(Travail à réaliser)
Selon le texte sur la tribune en faveur de la préférence européenne, qui a lancé cette initiative ?

Le 1er février 2026, plus de 1 000 dirigeants d’entreprises européennes ont signé une tribune appelant à la promotion de la « préférence européenne » dans l’Union européenne.
Cette initiative, lancée par Stéphane Séjourné, vice-président exécutif de la Commission européenne chargé du Marché intérieur et des Services, vise à répondre aux défis posés par la concurrence internationale. Parmi les signataires figurent des entreprises telles que Michelin, Sanofi, Veolia, EDF, et bien d’autres grandes entreprises européennes.
Dans cette tribune, publiée simultanément dans plusieurs grands journaux européens dont Les Échos les signataires soulignent les désavantages de l’Union européenne face à des concurrents qui utilisent des politiques de soutien étatiques comme des subventions massives, des restrictions commerciales et des violations des droits de propriété intellectuelle. Selon Stéphane Séjourné, ces pratiques rendent la concurrence « déloyale », et il est nécessaire pour l’Union européenne d’adopter une position plus offensive.

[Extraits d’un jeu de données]
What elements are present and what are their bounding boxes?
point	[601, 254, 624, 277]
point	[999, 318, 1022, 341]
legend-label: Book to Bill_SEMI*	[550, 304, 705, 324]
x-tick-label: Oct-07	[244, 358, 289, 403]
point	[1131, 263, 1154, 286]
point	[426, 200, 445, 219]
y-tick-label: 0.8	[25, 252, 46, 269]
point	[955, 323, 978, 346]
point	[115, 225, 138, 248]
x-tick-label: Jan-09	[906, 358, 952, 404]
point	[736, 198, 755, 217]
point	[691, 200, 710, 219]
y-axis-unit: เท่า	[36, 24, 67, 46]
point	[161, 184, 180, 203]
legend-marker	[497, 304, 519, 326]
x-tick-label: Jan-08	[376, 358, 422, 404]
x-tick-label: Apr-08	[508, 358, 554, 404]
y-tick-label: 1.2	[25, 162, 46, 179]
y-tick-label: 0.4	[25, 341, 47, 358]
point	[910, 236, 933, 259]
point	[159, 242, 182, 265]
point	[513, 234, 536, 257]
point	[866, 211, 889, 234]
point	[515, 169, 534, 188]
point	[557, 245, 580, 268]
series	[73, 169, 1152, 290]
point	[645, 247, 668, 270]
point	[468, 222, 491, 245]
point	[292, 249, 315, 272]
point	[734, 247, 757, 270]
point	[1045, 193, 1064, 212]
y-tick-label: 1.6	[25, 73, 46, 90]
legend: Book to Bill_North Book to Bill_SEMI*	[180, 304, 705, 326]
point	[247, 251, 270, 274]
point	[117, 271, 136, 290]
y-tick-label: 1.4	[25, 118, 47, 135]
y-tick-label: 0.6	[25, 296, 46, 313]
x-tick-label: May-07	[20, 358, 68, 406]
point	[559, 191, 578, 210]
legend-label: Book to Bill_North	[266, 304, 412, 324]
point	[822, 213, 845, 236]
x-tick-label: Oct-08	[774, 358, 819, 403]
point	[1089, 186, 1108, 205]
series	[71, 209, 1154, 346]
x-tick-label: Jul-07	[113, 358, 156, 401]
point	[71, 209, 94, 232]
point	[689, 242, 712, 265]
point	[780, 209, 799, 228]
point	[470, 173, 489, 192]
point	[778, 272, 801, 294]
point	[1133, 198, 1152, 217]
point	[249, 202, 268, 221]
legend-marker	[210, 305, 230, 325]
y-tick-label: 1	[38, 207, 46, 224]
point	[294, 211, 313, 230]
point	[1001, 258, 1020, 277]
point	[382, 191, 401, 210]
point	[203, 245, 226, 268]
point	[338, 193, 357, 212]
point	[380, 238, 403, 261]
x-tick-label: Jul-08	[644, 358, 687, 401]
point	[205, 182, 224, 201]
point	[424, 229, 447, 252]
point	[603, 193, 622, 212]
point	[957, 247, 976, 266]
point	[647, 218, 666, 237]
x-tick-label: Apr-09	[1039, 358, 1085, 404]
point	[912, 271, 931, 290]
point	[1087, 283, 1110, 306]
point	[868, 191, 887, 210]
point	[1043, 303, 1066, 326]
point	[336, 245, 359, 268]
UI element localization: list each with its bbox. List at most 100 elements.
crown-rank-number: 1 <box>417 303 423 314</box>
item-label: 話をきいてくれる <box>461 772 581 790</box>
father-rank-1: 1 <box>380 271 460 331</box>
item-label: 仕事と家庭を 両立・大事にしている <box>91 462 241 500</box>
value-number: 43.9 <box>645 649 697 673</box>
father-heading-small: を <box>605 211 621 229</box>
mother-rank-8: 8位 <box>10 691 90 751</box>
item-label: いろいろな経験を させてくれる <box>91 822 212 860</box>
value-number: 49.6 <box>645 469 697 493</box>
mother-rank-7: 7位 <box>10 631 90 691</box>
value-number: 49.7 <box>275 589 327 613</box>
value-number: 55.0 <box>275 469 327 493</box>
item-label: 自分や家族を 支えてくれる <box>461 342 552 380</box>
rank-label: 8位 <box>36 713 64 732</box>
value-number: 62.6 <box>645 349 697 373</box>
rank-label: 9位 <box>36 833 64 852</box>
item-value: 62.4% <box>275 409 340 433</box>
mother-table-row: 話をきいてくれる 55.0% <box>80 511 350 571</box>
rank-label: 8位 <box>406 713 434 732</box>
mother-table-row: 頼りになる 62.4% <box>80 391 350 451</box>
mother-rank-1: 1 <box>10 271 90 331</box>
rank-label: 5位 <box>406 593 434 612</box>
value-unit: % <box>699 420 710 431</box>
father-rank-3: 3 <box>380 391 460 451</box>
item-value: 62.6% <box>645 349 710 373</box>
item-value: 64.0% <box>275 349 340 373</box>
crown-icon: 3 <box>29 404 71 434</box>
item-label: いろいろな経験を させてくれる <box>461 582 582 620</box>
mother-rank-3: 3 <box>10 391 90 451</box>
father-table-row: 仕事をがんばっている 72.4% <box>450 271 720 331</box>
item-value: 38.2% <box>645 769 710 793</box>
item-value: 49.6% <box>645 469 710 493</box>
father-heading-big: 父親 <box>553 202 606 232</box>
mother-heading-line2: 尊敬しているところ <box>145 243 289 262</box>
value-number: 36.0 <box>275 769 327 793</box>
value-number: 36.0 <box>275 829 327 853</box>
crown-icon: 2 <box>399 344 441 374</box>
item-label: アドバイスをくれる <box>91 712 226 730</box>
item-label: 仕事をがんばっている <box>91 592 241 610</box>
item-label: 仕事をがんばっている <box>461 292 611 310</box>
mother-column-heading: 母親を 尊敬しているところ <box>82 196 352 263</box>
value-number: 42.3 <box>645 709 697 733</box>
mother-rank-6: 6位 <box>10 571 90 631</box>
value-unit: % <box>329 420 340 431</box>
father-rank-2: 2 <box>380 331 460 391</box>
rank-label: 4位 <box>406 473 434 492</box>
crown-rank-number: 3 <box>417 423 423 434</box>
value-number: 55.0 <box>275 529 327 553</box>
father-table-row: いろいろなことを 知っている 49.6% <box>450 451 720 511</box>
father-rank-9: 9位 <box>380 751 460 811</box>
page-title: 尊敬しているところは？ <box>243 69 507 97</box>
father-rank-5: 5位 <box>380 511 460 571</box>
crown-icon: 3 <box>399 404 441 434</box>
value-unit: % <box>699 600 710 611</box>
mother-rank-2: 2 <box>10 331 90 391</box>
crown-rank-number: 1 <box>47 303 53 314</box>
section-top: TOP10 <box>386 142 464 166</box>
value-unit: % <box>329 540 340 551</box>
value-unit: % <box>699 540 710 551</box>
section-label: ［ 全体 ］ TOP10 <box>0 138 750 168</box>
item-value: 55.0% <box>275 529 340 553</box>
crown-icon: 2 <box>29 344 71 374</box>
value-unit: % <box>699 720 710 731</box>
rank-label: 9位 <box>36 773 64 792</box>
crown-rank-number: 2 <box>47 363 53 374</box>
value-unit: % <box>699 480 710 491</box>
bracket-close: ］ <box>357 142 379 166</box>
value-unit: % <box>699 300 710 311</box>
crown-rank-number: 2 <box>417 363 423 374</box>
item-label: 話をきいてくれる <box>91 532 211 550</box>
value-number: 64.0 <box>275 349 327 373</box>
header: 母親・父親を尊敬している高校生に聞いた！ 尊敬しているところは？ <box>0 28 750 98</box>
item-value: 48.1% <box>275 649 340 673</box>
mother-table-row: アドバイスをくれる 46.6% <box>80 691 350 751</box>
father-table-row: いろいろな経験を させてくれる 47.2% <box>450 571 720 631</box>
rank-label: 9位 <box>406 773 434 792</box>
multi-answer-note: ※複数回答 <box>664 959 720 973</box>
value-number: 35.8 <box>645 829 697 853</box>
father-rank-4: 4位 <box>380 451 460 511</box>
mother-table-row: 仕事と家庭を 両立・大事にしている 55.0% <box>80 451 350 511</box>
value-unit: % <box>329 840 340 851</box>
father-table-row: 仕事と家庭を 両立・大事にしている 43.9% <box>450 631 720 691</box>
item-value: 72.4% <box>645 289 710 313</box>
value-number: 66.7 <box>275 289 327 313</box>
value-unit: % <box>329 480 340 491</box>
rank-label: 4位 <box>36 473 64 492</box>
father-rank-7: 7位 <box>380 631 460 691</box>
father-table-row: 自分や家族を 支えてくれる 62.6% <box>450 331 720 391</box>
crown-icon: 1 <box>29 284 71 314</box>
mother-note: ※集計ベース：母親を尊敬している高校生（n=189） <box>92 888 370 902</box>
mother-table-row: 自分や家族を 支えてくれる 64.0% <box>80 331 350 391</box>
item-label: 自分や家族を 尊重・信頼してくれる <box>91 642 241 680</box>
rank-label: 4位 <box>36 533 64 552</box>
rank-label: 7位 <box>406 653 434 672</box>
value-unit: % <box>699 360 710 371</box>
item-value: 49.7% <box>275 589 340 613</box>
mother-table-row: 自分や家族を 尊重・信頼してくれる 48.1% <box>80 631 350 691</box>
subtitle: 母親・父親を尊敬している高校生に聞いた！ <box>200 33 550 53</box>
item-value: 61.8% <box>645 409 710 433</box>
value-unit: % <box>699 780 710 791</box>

(Réponse rédigée)
Stéphane Séjourné, vice-président exécutif de la Commission européenne chargé du Marché intérieur et des Services.